» **Data to use**
□ □ □ □

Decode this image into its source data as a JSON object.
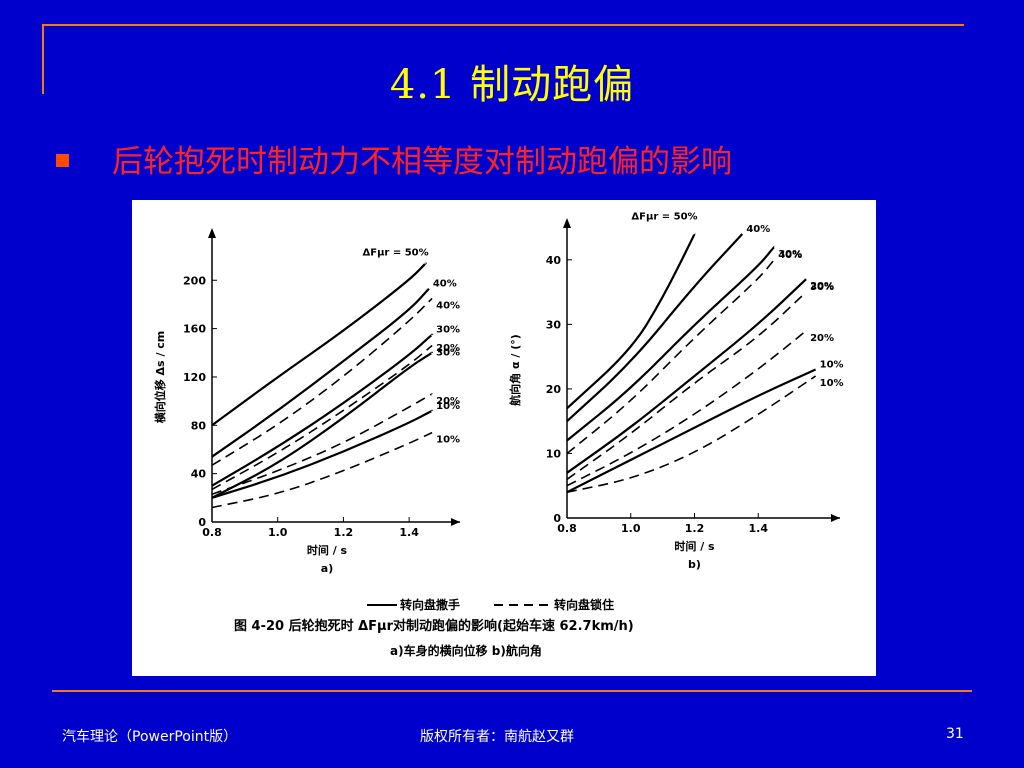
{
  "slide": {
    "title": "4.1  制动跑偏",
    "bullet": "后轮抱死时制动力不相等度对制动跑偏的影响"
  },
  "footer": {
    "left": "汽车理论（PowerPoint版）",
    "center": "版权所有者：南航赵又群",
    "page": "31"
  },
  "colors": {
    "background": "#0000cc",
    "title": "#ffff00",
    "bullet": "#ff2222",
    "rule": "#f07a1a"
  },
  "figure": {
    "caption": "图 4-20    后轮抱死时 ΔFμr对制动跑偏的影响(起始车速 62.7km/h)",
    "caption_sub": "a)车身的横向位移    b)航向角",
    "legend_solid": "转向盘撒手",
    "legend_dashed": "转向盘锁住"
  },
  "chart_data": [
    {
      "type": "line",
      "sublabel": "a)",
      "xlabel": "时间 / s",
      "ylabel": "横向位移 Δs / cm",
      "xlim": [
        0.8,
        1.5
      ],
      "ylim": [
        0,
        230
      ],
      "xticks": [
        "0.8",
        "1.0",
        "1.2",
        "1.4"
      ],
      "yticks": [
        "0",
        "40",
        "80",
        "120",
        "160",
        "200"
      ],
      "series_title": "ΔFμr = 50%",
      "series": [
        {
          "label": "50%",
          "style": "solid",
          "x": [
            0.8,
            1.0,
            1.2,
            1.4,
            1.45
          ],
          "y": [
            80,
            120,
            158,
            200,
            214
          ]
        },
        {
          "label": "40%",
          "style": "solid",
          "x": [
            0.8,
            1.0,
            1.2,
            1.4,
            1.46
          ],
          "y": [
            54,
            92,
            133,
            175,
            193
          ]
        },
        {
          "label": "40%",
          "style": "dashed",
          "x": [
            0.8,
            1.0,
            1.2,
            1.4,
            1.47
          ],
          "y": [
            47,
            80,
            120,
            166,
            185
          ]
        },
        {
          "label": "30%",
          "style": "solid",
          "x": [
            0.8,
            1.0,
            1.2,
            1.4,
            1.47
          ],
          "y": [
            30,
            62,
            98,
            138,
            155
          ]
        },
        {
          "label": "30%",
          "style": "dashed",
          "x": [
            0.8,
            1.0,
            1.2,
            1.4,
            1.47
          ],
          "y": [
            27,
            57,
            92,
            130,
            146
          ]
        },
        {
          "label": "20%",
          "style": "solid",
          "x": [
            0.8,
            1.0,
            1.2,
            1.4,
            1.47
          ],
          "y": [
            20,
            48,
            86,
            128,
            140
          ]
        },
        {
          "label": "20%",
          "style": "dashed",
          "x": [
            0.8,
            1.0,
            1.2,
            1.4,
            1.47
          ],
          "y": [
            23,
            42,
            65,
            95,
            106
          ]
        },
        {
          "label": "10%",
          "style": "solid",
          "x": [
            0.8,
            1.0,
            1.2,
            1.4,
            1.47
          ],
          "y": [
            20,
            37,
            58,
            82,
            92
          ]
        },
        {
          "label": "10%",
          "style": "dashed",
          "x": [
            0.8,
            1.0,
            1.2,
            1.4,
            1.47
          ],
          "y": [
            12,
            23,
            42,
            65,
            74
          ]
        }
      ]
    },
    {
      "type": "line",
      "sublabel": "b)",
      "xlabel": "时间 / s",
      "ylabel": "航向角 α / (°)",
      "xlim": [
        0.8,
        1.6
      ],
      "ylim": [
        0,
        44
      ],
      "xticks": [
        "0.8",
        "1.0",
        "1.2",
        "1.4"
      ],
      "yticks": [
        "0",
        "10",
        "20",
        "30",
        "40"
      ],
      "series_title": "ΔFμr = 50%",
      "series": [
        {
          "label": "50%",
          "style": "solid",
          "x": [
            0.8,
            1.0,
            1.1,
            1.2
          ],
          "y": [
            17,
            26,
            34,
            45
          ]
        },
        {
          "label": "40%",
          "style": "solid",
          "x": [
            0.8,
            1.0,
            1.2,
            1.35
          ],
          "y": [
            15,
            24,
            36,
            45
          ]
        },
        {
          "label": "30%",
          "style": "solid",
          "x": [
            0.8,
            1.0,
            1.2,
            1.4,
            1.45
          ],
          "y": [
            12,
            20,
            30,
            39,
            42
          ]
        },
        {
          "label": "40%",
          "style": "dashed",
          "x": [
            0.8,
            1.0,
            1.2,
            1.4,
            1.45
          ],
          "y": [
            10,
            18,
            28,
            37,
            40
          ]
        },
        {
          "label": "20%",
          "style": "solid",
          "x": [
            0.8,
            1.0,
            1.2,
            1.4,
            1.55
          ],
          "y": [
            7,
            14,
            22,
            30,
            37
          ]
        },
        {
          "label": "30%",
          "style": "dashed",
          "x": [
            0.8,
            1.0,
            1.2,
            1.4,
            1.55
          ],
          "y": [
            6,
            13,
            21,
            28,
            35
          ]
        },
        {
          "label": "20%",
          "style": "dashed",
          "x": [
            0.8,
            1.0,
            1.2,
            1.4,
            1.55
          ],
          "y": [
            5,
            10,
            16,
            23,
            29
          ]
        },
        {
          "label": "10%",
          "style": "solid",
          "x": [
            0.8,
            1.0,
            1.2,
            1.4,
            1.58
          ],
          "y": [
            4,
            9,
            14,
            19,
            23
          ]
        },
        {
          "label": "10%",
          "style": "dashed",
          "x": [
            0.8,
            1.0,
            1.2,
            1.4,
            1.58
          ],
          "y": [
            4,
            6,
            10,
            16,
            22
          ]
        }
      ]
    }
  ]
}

□ □ □ □

» **Exercise brief**
Which lines contain "bullet"? Show each of them.

» **Written solution**
    "bullet": "后轮抱死时制动力不相等度对制动跑偏的影响"
    "bullet": "#ff2222",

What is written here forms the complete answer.